§ Exercise aim
Quote every line below exactly and skip any picture.

§ Records
----
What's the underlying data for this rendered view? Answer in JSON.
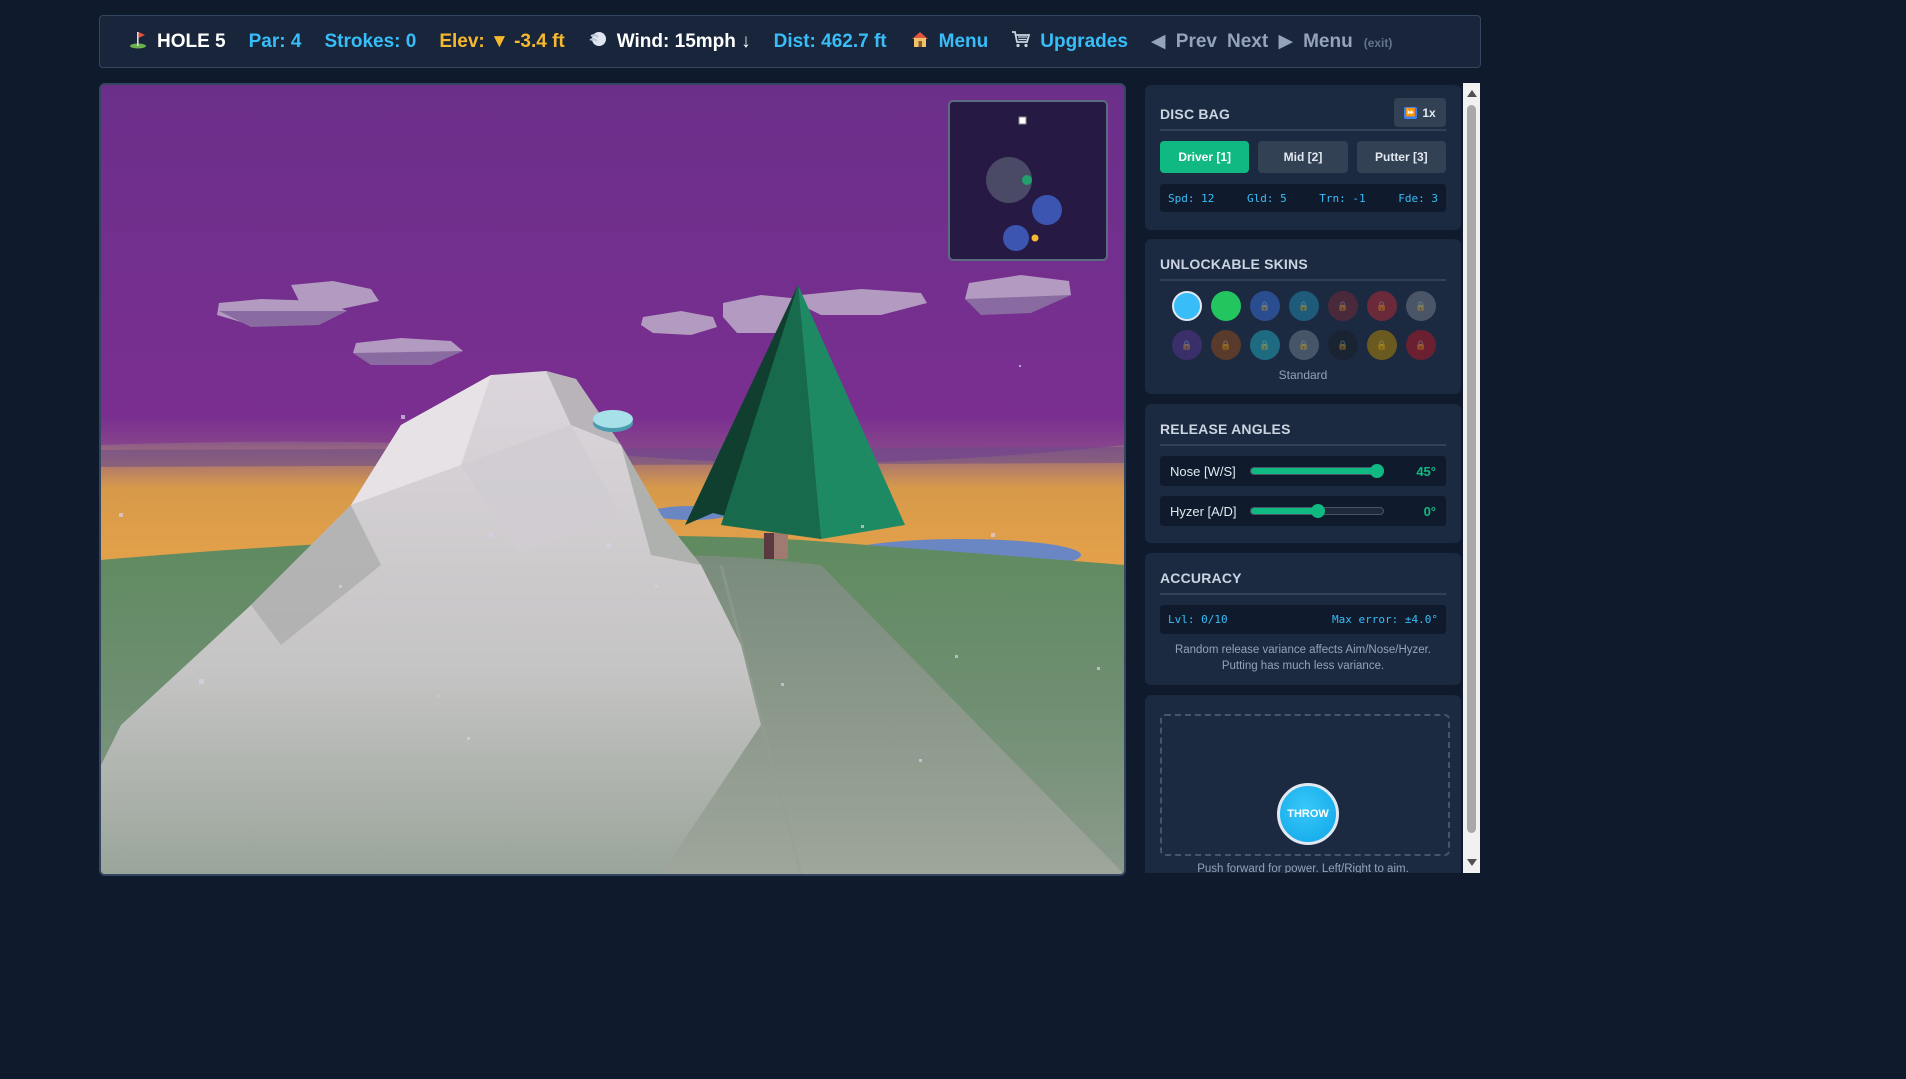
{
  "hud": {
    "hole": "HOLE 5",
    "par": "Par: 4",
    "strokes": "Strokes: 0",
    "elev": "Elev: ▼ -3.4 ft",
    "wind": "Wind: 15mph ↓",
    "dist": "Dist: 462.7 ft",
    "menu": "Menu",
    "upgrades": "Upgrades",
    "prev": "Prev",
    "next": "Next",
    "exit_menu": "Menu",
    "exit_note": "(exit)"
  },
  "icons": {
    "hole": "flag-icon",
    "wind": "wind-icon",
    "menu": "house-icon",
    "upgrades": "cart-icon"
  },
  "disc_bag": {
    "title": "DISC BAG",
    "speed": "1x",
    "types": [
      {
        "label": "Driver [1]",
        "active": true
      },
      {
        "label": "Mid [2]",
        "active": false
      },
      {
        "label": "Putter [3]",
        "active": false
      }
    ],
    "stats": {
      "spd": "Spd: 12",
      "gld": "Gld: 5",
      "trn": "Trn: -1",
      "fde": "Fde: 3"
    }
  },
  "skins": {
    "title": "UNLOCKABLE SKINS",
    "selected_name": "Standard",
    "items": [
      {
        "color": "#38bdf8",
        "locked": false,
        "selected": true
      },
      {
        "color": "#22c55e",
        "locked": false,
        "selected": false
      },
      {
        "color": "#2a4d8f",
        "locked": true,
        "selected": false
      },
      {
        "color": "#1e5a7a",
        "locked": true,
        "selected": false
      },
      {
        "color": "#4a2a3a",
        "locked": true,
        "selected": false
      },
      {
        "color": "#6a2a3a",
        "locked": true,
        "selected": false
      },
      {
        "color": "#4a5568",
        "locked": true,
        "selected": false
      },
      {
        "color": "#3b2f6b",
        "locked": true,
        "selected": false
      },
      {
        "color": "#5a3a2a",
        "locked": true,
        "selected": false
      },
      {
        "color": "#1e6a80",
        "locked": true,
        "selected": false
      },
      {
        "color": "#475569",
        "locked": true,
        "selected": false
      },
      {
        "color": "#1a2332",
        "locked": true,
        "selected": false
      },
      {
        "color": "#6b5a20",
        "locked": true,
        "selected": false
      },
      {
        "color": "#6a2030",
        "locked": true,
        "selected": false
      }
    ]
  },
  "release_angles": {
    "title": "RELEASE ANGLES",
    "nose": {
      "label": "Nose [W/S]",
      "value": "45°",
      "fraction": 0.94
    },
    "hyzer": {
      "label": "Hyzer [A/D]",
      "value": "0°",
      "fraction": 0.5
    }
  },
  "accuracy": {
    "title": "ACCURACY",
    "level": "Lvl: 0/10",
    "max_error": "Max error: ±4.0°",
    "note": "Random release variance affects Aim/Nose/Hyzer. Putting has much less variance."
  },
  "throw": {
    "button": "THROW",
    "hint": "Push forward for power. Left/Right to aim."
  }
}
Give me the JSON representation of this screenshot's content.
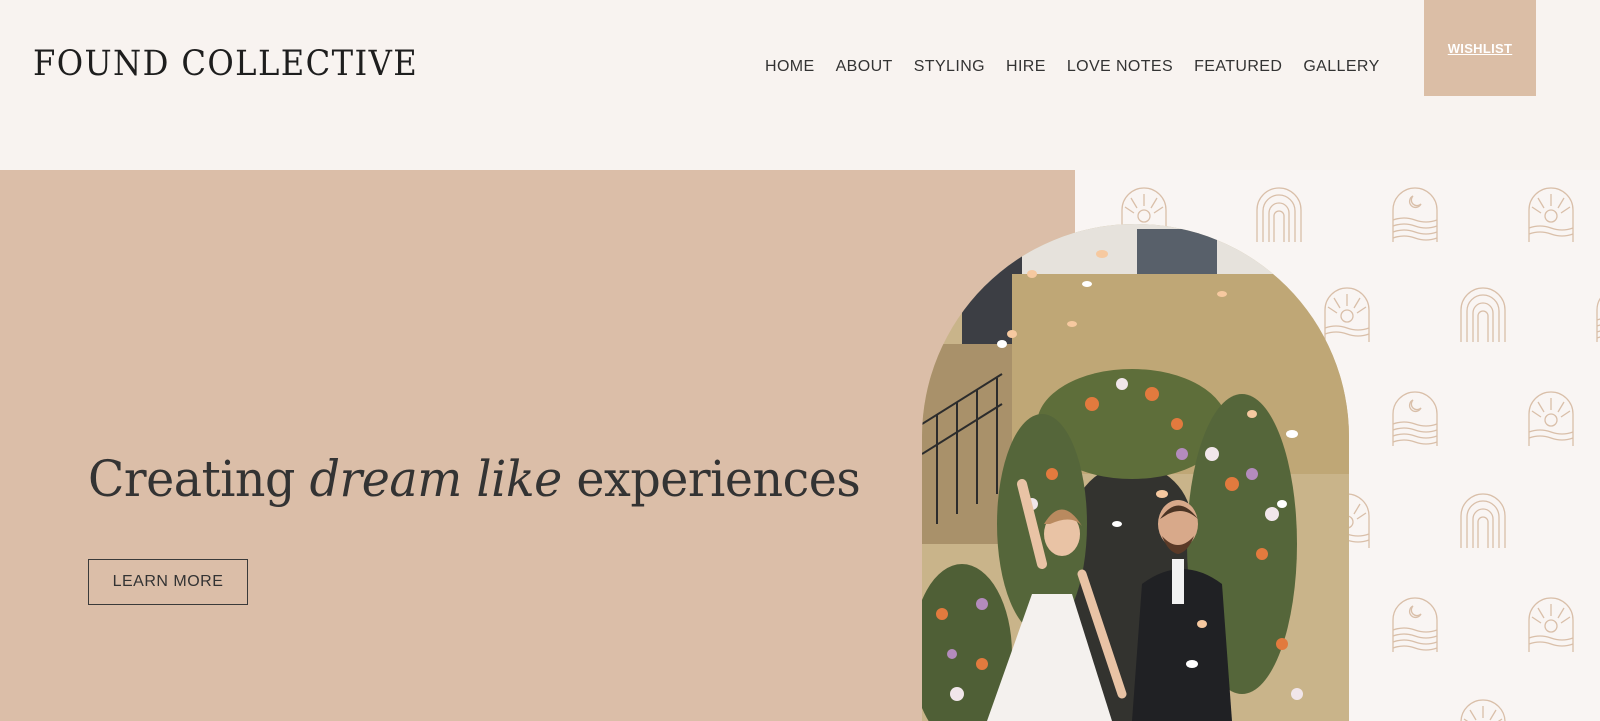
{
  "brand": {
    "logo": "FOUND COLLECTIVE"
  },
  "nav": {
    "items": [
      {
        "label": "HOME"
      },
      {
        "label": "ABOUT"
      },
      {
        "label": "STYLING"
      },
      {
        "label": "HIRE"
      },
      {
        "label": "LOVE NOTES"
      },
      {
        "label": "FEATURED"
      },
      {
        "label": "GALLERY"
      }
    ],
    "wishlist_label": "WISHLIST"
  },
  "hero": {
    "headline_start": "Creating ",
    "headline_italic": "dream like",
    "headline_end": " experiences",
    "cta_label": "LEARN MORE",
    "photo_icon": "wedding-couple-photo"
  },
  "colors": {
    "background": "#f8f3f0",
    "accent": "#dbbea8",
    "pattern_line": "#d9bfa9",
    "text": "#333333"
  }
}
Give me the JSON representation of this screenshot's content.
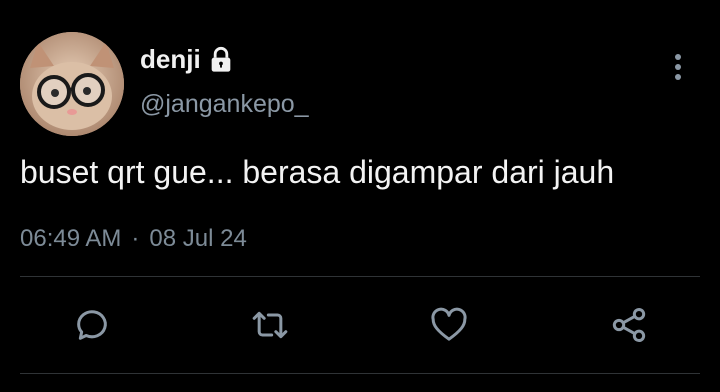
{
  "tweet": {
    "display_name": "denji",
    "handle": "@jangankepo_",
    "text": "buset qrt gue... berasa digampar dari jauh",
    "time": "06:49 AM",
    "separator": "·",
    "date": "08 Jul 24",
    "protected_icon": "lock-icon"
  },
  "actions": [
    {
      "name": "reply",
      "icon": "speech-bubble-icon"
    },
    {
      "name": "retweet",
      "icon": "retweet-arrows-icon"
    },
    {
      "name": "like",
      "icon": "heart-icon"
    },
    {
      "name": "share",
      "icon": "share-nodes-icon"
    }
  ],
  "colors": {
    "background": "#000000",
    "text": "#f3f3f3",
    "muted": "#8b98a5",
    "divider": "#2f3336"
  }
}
----
§ Output of the task
What's the underlying data for this rendered view? Answer in JSON.
{
  "hud": {
    "hole": "HOLE 5",
    "par": "Par: 4",
    "strokes": "Strokes: 0",
    "elev": "Elev: ▼ -3.4 ft",
    "wind": "Wind: 15mph ↓",
    "dist": "Dist: 462.7 ft",
    "menu": "Menu",
    "upgrades": "Upgrades",
    "prev": "Prev",
    "next": "Next",
    "exit_menu": "Menu",
    "exit_note": "(exit)"
  },
  "icons": {
    "hole": "flag-icon",
    "wind": "wind-icon",
    "menu": "house-icon",
    "upgrades": "cart-icon"
  },
  "disc_bag": {
    "title": "DISC BAG",
    "speed": "1x",
    "types": [
      {
        "label": "Driver [1]",
        "active": true
      },
      {
        "label": "Mid [2]",
        "active": false
      },
      {
        "label": "Putter [3]",
        "active": false
      }
    ],
    "stats": {
      "spd": "Spd: 12",
      "gld": "Gld: 5",
      "trn": "Trn: -1",
      "fde": "Fde: 3"
    }
  },
  "skins": {
    "title": "UNLOCKABLE SKINS",
    "selected_name": "Standard",
    "items": [
      {
        "color": "#38bdf8",
        "locked": false,
        "selected": true
      },
      {
        "color": "#22c55e",
        "locked": false,
        "selected": false
      },
      {
        "color": "#2a4d8f",
        "locked": true,
        "selected": false
      },
      {
        "color": "#1e5a7a",
        "locked": true,
        "selected": false
      },
      {
        "color": "#4a2a3a",
        "locked": true,
        "selected": false
      },
      {
        "color": "#6a2a3a",
        "locked": true,
        "selected": false
      },
      {
        "color": "#4a5568",
        "locked": true,
        "selected": false
      },
      {
        "color": "#3b2f6b",
        "locked": true,
        "selected": false
      },
      {
        "color": "#5a3a2a",
        "locked": true,
        "selected": false
      },
      {
        "color": "#1e6a80",
        "locked": true,
        "selected": false
      },
      {
        "color": "#475569",
        "locked": true,
        "selected": false
      },
      {
        "color": "#1a2332",
        "locked": true,
        "selected": false
      },
      {
        "color": "#6b5a20",
        "locked": true,
        "selected": false
      },
      {
        "color": "#6a2030",
        "locked": true,
        "selected": false
      }
    ]
  },
  "release_angles": {
    "title": "RELEASE ANGLES",
    "nose": {
      "label": "Nose [W/S]",
      "value": "45°",
      "fraction": 0.94
    },
    "hyzer": {
      "label": "Hyzer [A/D]",
      "value": "0°",
      "fraction": 0.5
    }
  },
  "accuracy": {
    "title": "ACCURACY",
    "level": "Lvl: 0/10",
    "max_error": "Max error: ±4.0°",
    "note": "Random release variance affects Aim/Nose/Hyzer. Putting has much less variance."
  },
  "throw": {
    "button": "THROW",
    "hint": "Push forward for power. Left/Right to aim."
  }
}
Give me the JSON representation of this screenshot's content.
{
  "brand": {
    "logo": "FOUND COLLECTIVE"
  },
  "nav": {
    "items": [
      {
        "label": "HOME"
      },
      {
        "label": "ABOUT"
      },
      {
        "label": "STYLING"
      },
      {
        "label": "HIRE"
      },
      {
        "label": "LOVE NOTES"
      },
      {
        "label": "FEATURED"
      },
      {
        "label": "GALLERY"
      }
    ],
    "wishlist_label": "WISHLIST"
  },
  "hero": {
    "headline_start": "Creating ",
    "headline_italic": "dream like",
    "headline_end": " experiences",
    "cta_label": "LEARN MORE",
    "photo_icon": "wedding-couple-photo"
  },
  "colors": {
    "background": "#f8f3f0",
    "accent": "#dbbea8",
    "pattern_line": "#d9bfa9",
    "text": "#333333"
  }
}
Give me the JSON representation of this screenshot's content.
{
  "tweet": {
    "display_name": "denji",
    "handle": "@jangankepo_",
    "text": "buset qrt gue... berasa digampar dari jauh",
    "time": "06:49 AM",
    "separator": "·",
    "date": "08 Jul 24",
    "protected_icon": "lock-icon"
  },
  "actions": [
    {
      "name": "reply",
      "icon": "speech-bubble-icon"
    },
    {
      "name": "retweet",
      "icon": "retweet-arrows-icon"
    },
    {
      "name": "like",
      "icon": "heart-icon"
    },
    {
      "name": "share",
      "icon": "share-nodes-icon"
    }
  ],
  "colors": {
    "background": "#000000",
    "text": "#f3f3f3",
    "muted": "#8b98a5",
    "divider": "#2f3336"
  }
}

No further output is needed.